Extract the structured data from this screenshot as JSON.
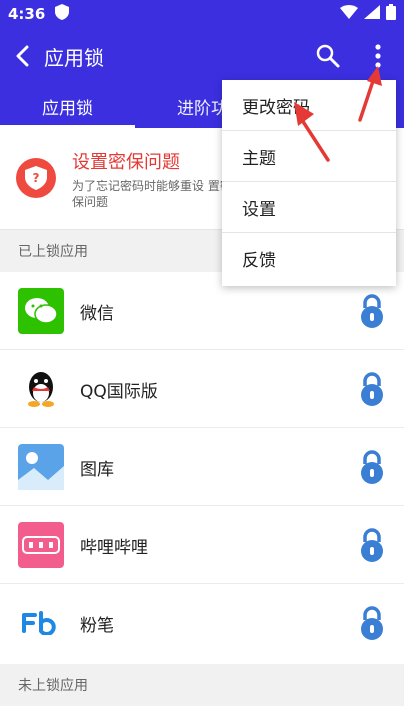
{
  "status_bar": {
    "time": "4:36"
  },
  "header": {
    "title": "应用锁"
  },
  "tabs": [
    {
      "label": "应用锁",
      "active": true
    },
    {
      "label": "进阶功",
      "active": false
    }
  ],
  "security_prompt": {
    "title": "设置密保问题",
    "description": "为了忘记密码时能够重设 置密保问题"
  },
  "sections": {
    "locked": "已上锁应用",
    "unlocked": "未上锁应用"
  },
  "apps": [
    {
      "name": "微信",
      "icon": "wechat-icon"
    },
    {
      "name": "QQ国际版",
      "icon": "qq-icon"
    },
    {
      "name": "图库",
      "icon": "gallery-icon"
    },
    {
      "name": "哔哩哔哩",
      "icon": "bilibili-icon"
    },
    {
      "name": "粉笔",
      "icon": "fenbi-icon"
    }
  ],
  "menu": {
    "items": [
      "更改密码",
      "主题",
      "设置",
      "反馈"
    ]
  },
  "colors": {
    "primary": "#3b2fe0",
    "accent_red": "#e53935",
    "lock_blue": "#3b7fd4"
  }
}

▶ Directions for this task
Quote the records in full and exactly; skip any image.

▶ Expected answer
Extract the structured data from this screenshot as JSON.
{
  "status_bar": {
    "time": "4:36"
  },
  "header": {
    "title": "应用锁"
  },
  "tabs": [
    {
      "label": "应用锁",
      "active": true
    },
    {
      "label": "进阶功",
      "active": false
    }
  ],
  "security_prompt": {
    "title": "设置密保问题",
    "description": "为了忘记密码时能够重设 置密保问题"
  },
  "sections": {
    "locked": "已上锁应用",
    "unlocked": "未上锁应用"
  },
  "apps": [
    {
      "name": "微信",
      "icon": "wechat-icon"
    },
    {
      "name": "QQ国际版",
      "icon": "qq-icon"
    },
    {
      "name": "图库",
      "icon": "gallery-icon"
    },
    {
      "name": "哔哩哔哩",
      "icon": "bilibili-icon"
    },
    {
      "name": "粉笔",
      "icon": "fenbi-icon"
    }
  ],
  "menu": {
    "items": [
      "更改密码",
      "主题",
      "设置",
      "反馈"
    ]
  },
  "colors": {
    "primary": "#3b2fe0",
    "accent_red": "#e53935",
    "lock_blue": "#3b7fd4"
  }
}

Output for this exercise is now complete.